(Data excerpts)
------------------------

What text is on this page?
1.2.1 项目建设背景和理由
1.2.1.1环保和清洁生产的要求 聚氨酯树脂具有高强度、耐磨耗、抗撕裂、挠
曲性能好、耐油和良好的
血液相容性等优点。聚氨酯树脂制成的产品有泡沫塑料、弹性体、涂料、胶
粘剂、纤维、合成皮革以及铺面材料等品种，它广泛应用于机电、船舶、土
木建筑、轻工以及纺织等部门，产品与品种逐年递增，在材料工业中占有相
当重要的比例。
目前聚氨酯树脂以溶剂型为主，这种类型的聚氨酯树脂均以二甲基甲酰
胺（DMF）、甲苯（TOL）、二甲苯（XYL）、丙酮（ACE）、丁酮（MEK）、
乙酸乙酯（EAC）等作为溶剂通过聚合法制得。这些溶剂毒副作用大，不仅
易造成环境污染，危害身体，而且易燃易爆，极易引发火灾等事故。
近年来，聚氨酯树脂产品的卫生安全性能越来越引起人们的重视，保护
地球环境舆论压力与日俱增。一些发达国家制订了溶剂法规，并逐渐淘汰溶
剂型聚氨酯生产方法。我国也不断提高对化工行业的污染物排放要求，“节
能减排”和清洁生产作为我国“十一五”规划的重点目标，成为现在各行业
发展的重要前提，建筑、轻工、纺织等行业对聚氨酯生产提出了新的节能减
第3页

------------------------

Type out all of the material again, word for word.

**OUTPUT FOR THIS EXERCISE:**
What text is on this page?
1.2.1 项目建设背景和理由
1.2.1.1环保和清洁生产的要求 聚氨酯树脂具有高强度、耐磨耗、抗撕裂、挠
曲性能好、耐油和良好的
血液相容性等优点。聚氨酯树脂制成的产品有泡沫塑料、弹性体、涂料、胶
粘剂、纤维、合成皮革以及铺面材料等品种，它广泛应用于机电、船舶、土
木建筑、轻工以及纺织等部门，产品与品种逐年递增，在材料工业中占有相
当重要的比例。
目前聚氨酯树脂以溶剂型为主，这种类型的聚氨酯树脂均以二甲基甲酰
胺（DMF）、甲苯（TOL）、二甲苯（XYL）、丙酮（ACE）、丁酮（MEK）、
乙酸乙酯（EAC）等作为溶剂通过聚合法制得。这些溶剂毒副作用大，不仅
易造成环境污染，危害身体，而且易燃易爆，极易引发火灾等事故。
近年来，聚氨酯树脂产品的卫生安全性能越来越引起人们的重视，保护
地球环境舆论压力与日俱增。一些发达国家制订了溶剂法规，并逐渐淘汰溶
剂型聚氨酯生产方法。我国也不断提高对化工行业的污染物排放要求，“节
能减排”和清洁生产作为我国“十一五”规划的重点目标，成为现在各行业
发展的重要前提，建筑、轻工、纺织等行业对聚氨酯生产提出了新的节能减
第3页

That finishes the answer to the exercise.